#### Exercise instructions:
An exact copy of the records is required, minus the pictures they hold.

#### Given records:
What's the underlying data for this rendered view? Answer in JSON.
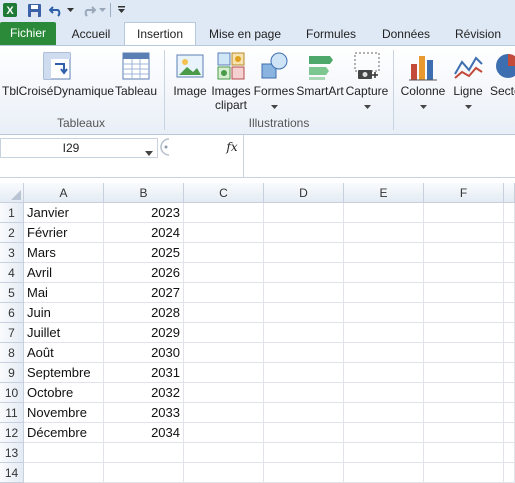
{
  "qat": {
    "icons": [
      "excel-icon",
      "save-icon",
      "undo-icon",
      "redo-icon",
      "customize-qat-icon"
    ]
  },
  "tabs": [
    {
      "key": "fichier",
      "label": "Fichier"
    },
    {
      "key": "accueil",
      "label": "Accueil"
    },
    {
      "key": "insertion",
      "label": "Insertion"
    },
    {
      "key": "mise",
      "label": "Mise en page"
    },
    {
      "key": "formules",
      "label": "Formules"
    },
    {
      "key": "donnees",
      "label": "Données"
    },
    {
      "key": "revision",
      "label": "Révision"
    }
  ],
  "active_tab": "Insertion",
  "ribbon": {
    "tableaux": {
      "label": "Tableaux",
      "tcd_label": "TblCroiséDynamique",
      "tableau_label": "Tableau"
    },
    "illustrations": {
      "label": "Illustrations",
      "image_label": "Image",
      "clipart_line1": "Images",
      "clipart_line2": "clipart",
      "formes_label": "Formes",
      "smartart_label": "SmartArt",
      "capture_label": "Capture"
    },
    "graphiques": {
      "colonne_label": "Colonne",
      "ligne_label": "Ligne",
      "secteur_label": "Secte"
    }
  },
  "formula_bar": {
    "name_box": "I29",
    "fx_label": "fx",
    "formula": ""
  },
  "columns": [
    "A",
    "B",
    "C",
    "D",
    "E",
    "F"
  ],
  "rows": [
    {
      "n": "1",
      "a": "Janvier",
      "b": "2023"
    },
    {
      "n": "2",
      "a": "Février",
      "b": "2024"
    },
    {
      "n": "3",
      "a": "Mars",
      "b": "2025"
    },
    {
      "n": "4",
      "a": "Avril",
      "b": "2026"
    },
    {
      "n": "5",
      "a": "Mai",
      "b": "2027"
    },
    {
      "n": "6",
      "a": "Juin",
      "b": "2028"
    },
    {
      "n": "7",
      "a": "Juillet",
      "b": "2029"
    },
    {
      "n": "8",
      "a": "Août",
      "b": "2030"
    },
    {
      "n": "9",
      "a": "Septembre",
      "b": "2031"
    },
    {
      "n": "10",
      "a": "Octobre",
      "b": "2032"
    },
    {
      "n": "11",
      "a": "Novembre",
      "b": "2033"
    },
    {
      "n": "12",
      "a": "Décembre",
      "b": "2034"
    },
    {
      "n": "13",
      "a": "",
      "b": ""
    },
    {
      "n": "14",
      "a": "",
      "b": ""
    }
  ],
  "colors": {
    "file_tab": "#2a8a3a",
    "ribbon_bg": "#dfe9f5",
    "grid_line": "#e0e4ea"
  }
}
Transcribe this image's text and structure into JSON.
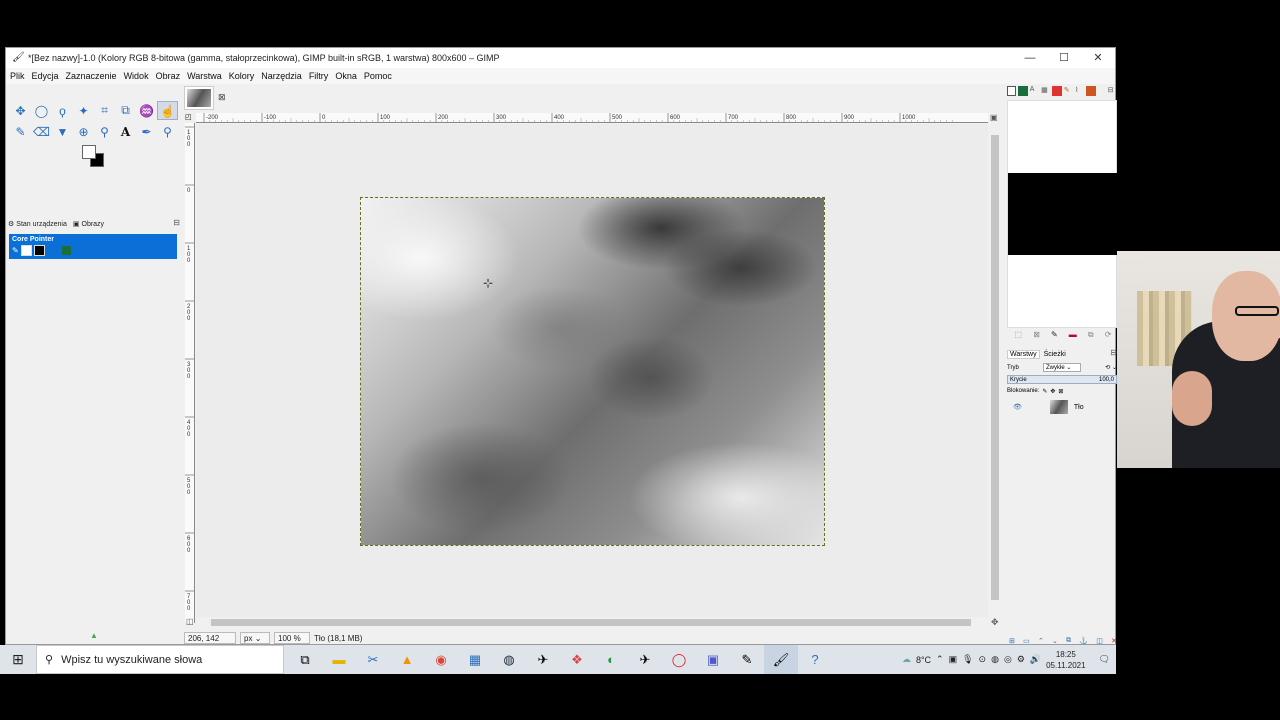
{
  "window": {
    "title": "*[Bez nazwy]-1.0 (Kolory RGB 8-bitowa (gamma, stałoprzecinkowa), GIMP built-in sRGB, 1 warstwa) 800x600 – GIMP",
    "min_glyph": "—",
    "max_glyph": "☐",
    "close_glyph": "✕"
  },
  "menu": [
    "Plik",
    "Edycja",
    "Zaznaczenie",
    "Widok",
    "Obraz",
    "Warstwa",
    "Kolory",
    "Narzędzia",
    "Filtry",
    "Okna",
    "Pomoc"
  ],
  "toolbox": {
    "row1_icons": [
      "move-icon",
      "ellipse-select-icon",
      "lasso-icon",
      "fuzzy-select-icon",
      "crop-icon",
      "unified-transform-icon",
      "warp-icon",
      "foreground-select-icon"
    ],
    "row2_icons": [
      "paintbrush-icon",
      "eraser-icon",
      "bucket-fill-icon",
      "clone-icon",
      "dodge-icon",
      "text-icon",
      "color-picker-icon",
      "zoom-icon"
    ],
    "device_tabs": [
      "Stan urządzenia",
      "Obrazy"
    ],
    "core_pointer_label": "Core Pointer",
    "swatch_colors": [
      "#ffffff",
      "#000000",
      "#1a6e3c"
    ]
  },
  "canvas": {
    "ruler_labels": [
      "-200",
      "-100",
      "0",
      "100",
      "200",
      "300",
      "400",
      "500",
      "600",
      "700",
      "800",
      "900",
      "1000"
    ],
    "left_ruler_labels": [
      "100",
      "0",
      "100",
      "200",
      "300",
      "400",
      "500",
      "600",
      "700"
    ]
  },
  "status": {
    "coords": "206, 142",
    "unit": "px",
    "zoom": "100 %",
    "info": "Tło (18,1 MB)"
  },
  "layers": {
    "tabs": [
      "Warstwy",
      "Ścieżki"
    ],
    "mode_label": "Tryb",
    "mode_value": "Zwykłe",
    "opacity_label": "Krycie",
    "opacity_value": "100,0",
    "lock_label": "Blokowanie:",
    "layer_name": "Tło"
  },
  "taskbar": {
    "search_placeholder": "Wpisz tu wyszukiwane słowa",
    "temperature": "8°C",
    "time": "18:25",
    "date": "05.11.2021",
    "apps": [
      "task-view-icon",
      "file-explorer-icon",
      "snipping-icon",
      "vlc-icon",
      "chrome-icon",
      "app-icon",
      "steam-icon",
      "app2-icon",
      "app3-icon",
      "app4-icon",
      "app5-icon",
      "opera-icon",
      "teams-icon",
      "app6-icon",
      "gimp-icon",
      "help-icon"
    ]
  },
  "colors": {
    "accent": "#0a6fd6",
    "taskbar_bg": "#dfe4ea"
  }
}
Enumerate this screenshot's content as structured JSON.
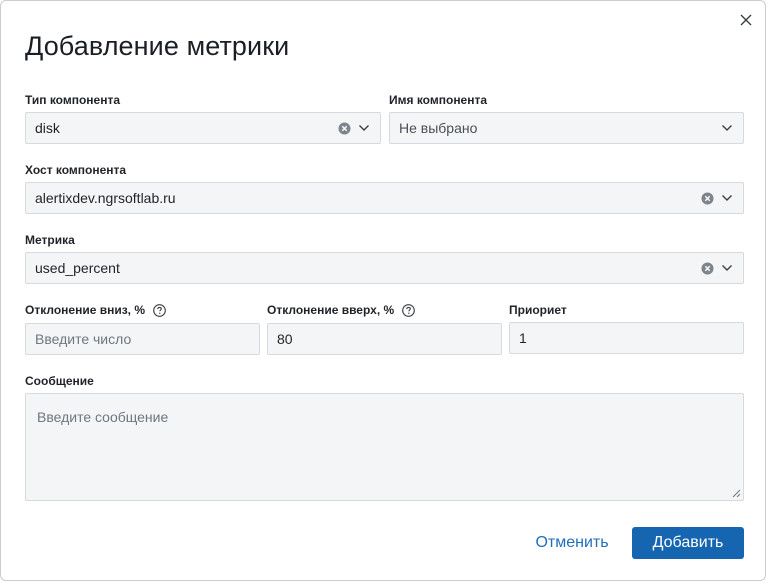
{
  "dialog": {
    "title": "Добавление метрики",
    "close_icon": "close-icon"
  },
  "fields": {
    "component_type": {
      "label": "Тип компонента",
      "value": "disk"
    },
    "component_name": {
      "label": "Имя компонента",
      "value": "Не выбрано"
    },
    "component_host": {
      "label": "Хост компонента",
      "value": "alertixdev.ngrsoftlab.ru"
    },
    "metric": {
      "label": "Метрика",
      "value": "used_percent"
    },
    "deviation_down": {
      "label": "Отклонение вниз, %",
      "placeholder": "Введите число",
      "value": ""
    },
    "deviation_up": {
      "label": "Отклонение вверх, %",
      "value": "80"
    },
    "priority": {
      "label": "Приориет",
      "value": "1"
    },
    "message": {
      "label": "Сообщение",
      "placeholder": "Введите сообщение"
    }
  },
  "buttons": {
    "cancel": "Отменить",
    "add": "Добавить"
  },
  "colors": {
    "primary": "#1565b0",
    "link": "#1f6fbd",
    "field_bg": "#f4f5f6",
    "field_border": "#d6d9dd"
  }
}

#### Exercise response:
What's the underlying data for this rendered view? Answer in JSON.
{
  "qat": {
    "icons": [
      "excel-icon",
      "save-icon",
      "undo-icon",
      "redo-icon",
      "customize-qat-icon"
    ]
  },
  "tabs": [
    {
      "key": "fichier",
      "label": "Fichier"
    },
    {
      "key": "accueil",
      "label": "Accueil"
    },
    {
      "key": "insertion",
      "label": "Insertion"
    },
    {
      "key": "mise",
      "label": "Mise en page"
    },
    {
      "key": "formules",
      "label": "Formules"
    },
    {
      "key": "donnees",
      "label": "Données"
    },
    {
      "key": "revision",
      "label": "Révision"
    }
  ],
  "active_tab": "Insertion",
  "ribbon": {
    "tableaux": {
      "label": "Tableaux",
      "tcd_label": "TblCroiséDynamique",
      "tableau_label": "Tableau"
    },
    "illustrations": {
      "label": "Illustrations",
      "image_label": "Image",
      "clipart_line1": "Images",
      "clipart_line2": "clipart",
      "formes_label": "Formes",
      "smartart_label": "SmartArt",
      "capture_label": "Capture"
    },
    "graphiques": {
      "colonne_label": "Colonne",
      "ligne_label": "Ligne",
      "secteur_label": "Secte"
    }
  },
  "formula_bar": {
    "name_box": "I29",
    "fx_label": "fx",
    "formula": ""
  },
  "columns": [
    "A",
    "B",
    "C",
    "D",
    "E",
    "F"
  ],
  "rows": [
    {
      "n": "1",
      "a": "Janvier",
      "b": "2023"
    },
    {
      "n": "2",
      "a": "Février",
      "b": "2024"
    },
    {
      "n": "3",
      "a": "Mars",
      "b": "2025"
    },
    {
      "n": "4",
      "a": "Avril",
      "b": "2026"
    },
    {
      "n": "5",
      "a": "Mai",
      "b": "2027"
    },
    {
      "n": "6",
      "a": "Juin",
      "b": "2028"
    },
    {
      "n": "7",
      "a": "Juillet",
      "b": "2029"
    },
    {
      "n": "8",
      "a": "Août",
      "b": "2030"
    },
    {
      "n": "9",
      "a": "Septembre",
      "b": "2031"
    },
    {
      "n": "10",
      "a": "Octobre",
      "b": "2032"
    },
    {
      "n": "11",
      "a": "Novembre",
      "b": "2033"
    },
    {
      "n": "12",
      "a": "Décembre",
      "b": "2034"
    },
    {
      "n": "13",
      "a": "",
      "b": ""
    },
    {
      "n": "14",
      "a": "",
      "b": ""
    }
  ],
  "colors": {
    "file_tab": "#2a8a3a",
    "ribbon_bg": "#dfe9f5",
    "grid_line": "#e0e4ea"
  }
}
Transcribe this image's text and structure into JSON.
{
  "window": {
    "title": "*[Bez nazwy]-1.0 (Kolory RGB 8-bitowa (gamma, stałoprzecinkowa), GIMP built-in sRGB, 1 warstwa) 800x600 – GIMP",
    "min_glyph": "—",
    "max_glyph": "☐",
    "close_glyph": "✕"
  },
  "menu": [
    "Plik",
    "Edycja",
    "Zaznaczenie",
    "Widok",
    "Obraz",
    "Warstwa",
    "Kolory",
    "Narzędzia",
    "Filtry",
    "Okna",
    "Pomoc"
  ],
  "toolbox": {
    "row1_icons": [
      "move-icon",
      "ellipse-select-icon",
      "lasso-icon",
      "fuzzy-select-icon",
      "crop-icon",
      "unified-transform-icon",
      "warp-icon",
      "foreground-select-icon"
    ],
    "row2_icons": [
      "paintbrush-icon",
      "eraser-icon",
      "bucket-fill-icon",
      "clone-icon",
      "dodge-icon",
      "text-icon",
      "color-picker-icon",
      "zoom-icon"
    ],
    "device_tabs": [
      "Stan urządzenia",
      "Obrazy"
    ],
    "core_pointer_label": "Core Pointer",
    "swatch_colors": [
      "#ffffff",
      "#000000",
      "#1a6e3c"
    ]
  },
  "canvas": {
    "ruler_labels": [
      "-200",
      "-100",
      "0",
      "100",
      "200",
      "300",
      "400",
      "500",
      "600",
      "700",
      "800",
      "900",
      "1000"
    ],
    "left_ruler_labels": [
      "100",
      "0",
      "100",
      "200",
      "300",
      "400",
      "500",
      "600",
      "700"
    ]
  },
  "status": {
    "coords": "206, 142",
    "unit": "px",
    "zoom": "100 %",
    "info": "Tło (18,1 MB)"
  },
  "layers": {
    "tabs": [
      "Warstwy",
      "Ścieżki"
    ],
    "mode_label": "Tryb",
    "mode_value": "Zwykłe",
    "opacity_label": "Krycie",
    "opacity_value": "100,0",
    "lock_label": "Blokowanie:",
    "layer_name": "Tło"
  },
  "taskbar": {
    "search_placeholder": "Wpisz tu wyszukiwane słowa",
    "temperature": "8°C",
    "time": "18:25",
    "date": "05.11.2021",
    "apps": [
      "task-view-icon",
      "file-explorer-icon",
      "snipping-icon",
      "vlc-icon",
      "chrome-icon",
      "app-icon",
      "steam-icon",
      "app2-icon",
      "app3-icon",
      "app4-icon",
      "app5-icon",
      "opera-icon",
      "teams-icon",
      "app6-icon",
      "gimp-icon",
      "help-icon"
    ]
  },
  "colors": {
    "accent": "#0a6fd6",
    "taskbar_bg": "#dfe4ea"
  }
}
Enumerate this screenshot's content as structured JSON.
{
  "dialog": {
    "title": "Добавление метрики",
    "close_icon": "close-icon"
  },
  "fields": {
    "component_type": {
      "label": "Тип компонента",
      "value": "disk"
    },
    "component_name": {
      "label": "Имя компонента",
      "value": "Не выбрано"
    },
    "component_host": {
      "label": "Хост компонента",
      "value": "alertixdev.ngrsoftlab.ru"
    },
    "metric": {
      "label": "Метрика",
      "value": "used_percent"
    },
    "deviation_down": {
      "label": "Отклонение вниз, %",
      "placeholder": "Введите число",
      "value": ""
    },
    "deviation_up": {
      "label": "Отклонение вверх, %",
      "value": "80"
    },
    "priority": {
      "label": "Приориет",
      "value": "1"
    },
    "message": {
      "label": "Сообщение",
      "placeholder": "Введите сообщение"
    }
  },
  "buttons": {
    "cancel": "Отменить",
    "add": "Добавить"
  },
  "colors": {
    "primary": "#1565b0",
    "link": "#1f6fbd",
    "field_bg": "#f4f5f6",
    "field_border": "#d6d9dd"
  }
}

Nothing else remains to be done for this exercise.